(Collected data)
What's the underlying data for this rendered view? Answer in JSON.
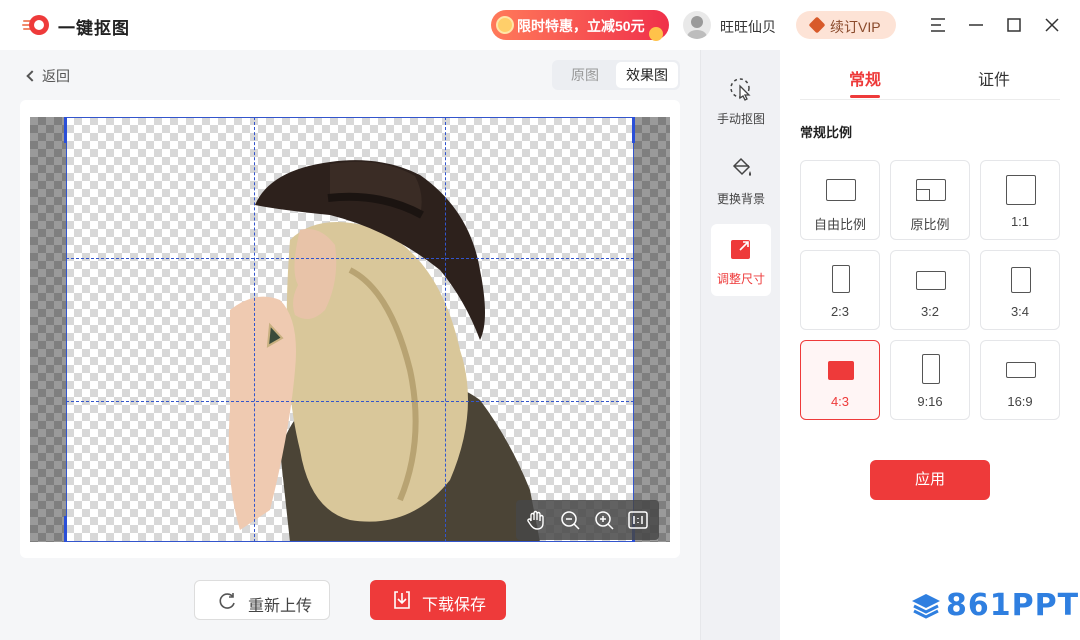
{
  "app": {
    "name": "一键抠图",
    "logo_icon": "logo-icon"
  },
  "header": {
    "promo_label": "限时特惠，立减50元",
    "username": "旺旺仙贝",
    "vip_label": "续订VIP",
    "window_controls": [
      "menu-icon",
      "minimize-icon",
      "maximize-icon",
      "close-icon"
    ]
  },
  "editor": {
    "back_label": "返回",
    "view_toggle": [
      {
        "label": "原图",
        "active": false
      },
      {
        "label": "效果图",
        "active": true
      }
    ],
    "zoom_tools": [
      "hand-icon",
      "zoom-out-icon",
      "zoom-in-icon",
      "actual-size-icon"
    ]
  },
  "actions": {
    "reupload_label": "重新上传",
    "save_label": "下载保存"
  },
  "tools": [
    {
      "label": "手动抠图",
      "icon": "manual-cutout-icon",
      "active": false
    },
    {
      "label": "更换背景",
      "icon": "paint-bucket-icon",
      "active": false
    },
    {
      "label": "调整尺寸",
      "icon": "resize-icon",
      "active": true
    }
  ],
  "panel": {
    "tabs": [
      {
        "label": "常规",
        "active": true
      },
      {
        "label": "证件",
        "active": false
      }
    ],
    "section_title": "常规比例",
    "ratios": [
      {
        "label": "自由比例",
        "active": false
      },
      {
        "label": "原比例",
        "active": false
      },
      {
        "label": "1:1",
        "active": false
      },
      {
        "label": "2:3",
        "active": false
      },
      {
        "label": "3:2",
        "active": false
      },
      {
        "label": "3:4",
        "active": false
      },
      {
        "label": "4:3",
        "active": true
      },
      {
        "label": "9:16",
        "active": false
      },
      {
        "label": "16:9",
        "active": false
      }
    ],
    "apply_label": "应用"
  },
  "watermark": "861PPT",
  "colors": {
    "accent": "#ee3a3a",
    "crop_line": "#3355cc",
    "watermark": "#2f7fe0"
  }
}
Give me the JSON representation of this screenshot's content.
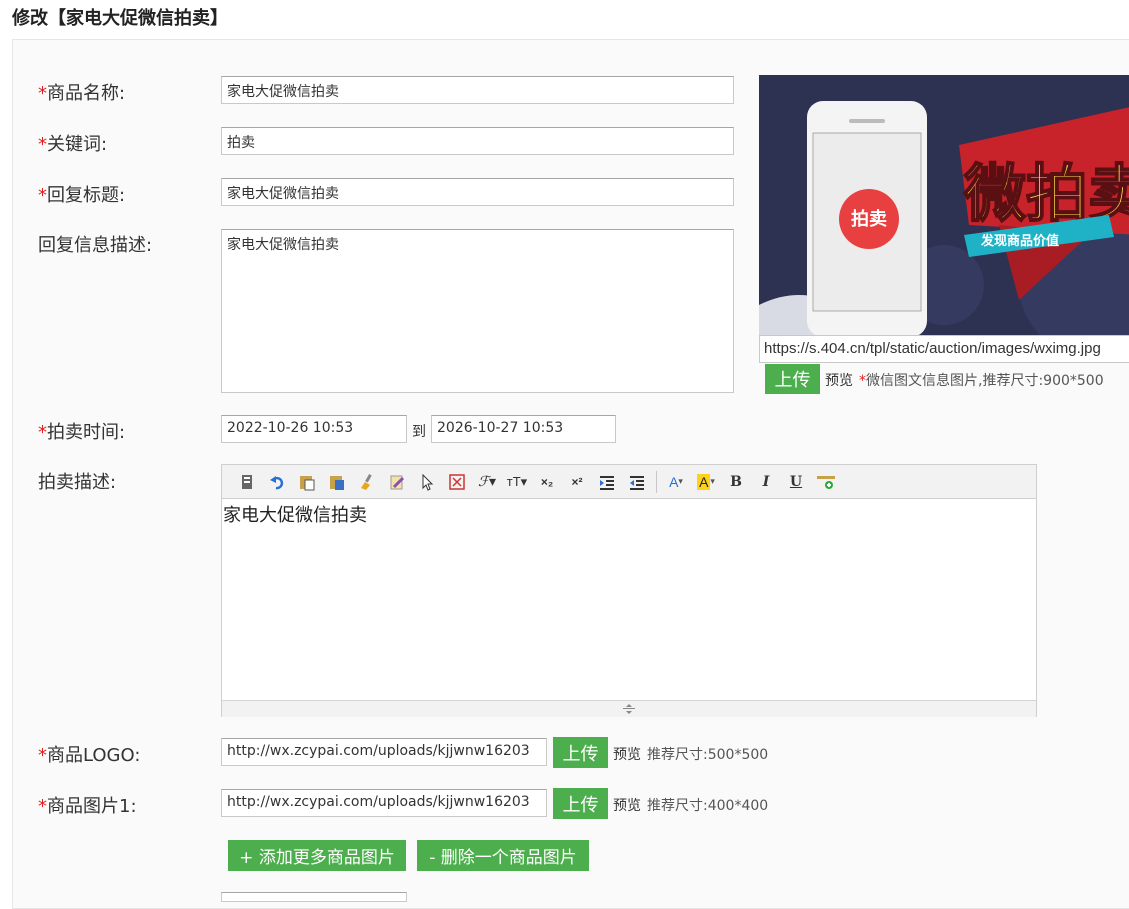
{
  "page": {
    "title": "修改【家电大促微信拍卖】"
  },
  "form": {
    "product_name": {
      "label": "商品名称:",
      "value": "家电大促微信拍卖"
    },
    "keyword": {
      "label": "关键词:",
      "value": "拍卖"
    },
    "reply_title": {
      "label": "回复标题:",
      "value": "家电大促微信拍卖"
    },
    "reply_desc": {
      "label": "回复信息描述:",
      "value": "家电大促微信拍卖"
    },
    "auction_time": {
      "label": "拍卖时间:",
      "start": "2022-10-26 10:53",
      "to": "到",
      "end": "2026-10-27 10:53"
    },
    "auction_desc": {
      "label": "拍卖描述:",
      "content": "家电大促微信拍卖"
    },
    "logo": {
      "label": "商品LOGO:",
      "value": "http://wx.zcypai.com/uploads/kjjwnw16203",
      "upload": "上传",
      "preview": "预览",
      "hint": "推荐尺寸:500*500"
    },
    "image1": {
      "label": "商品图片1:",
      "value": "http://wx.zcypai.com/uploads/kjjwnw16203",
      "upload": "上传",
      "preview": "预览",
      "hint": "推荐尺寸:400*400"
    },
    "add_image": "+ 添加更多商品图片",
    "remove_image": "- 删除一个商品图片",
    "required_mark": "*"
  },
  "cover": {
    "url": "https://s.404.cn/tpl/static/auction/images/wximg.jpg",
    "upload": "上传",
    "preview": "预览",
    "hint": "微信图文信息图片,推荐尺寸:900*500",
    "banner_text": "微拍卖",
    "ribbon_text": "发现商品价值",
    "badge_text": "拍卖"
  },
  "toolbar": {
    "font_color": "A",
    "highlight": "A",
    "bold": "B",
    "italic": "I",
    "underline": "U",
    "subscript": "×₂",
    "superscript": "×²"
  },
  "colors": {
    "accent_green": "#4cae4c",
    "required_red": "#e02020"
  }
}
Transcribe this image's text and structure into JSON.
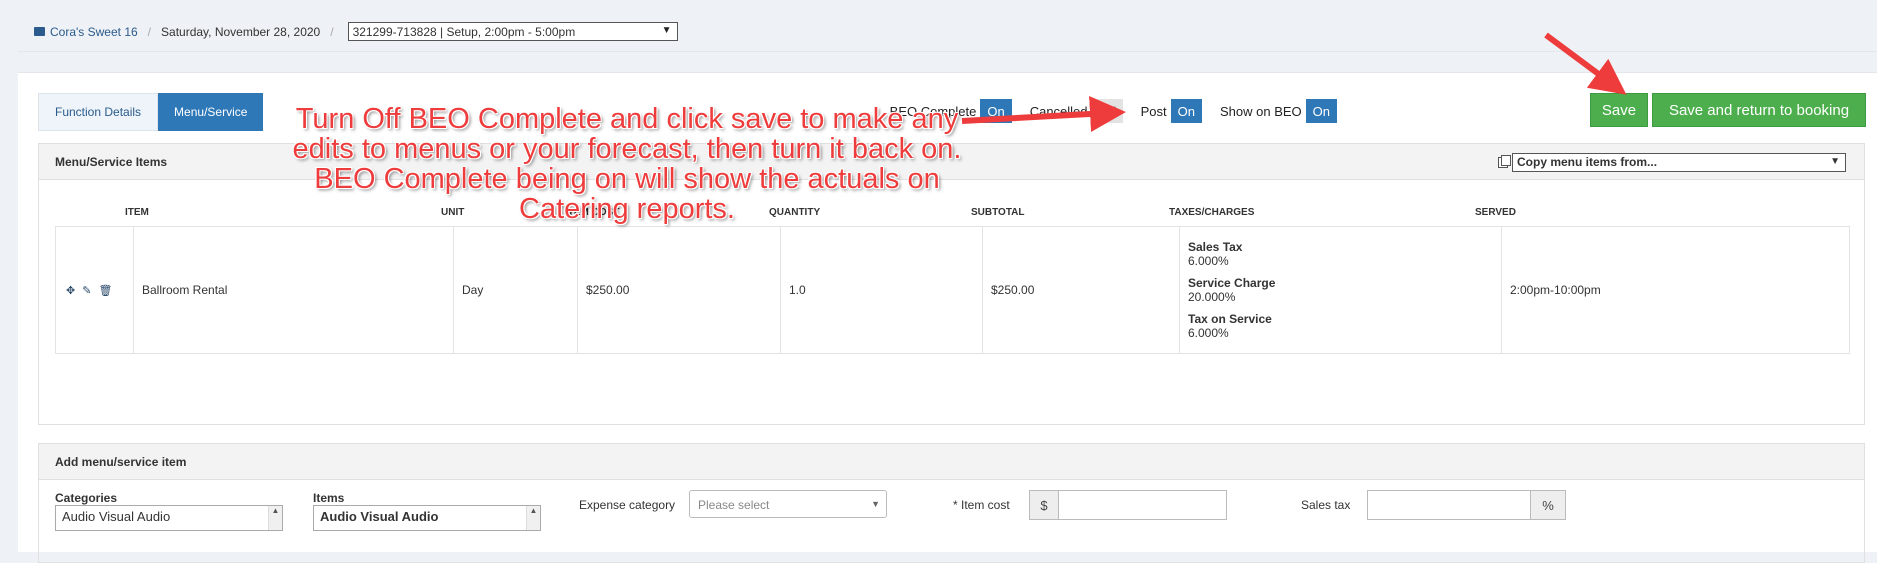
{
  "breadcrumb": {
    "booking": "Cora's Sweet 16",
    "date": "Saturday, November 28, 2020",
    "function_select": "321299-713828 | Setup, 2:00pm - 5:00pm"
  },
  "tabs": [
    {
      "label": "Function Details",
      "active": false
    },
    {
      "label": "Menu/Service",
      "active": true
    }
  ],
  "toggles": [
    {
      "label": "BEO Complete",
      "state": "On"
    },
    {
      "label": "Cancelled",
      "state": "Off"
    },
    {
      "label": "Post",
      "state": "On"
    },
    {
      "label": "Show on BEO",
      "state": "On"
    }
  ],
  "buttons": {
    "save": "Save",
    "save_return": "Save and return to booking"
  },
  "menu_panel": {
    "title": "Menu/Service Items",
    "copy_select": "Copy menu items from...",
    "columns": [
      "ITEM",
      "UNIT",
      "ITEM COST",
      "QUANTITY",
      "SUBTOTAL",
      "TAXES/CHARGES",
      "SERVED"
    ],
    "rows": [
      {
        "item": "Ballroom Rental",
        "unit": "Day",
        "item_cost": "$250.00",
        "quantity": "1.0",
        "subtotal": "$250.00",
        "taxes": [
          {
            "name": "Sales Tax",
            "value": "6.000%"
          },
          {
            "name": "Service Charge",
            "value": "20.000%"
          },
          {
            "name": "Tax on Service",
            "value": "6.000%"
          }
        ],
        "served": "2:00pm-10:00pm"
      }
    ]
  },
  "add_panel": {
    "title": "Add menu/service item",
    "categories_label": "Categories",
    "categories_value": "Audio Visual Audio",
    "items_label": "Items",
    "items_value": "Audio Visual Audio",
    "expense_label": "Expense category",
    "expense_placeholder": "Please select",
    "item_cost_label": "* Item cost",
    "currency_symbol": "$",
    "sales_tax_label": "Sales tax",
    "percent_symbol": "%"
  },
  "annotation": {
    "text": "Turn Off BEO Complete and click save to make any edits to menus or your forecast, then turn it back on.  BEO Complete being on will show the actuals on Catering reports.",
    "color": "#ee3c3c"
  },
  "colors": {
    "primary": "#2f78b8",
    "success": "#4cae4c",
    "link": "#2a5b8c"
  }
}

> [EXERCISE GOAL]: Extract all lines from the data in which "booking" is found.

> [COMPLETE OUTPUT]:
    "booking": "Cora's Sweet 16",
    "save_return": "Save and return to booking"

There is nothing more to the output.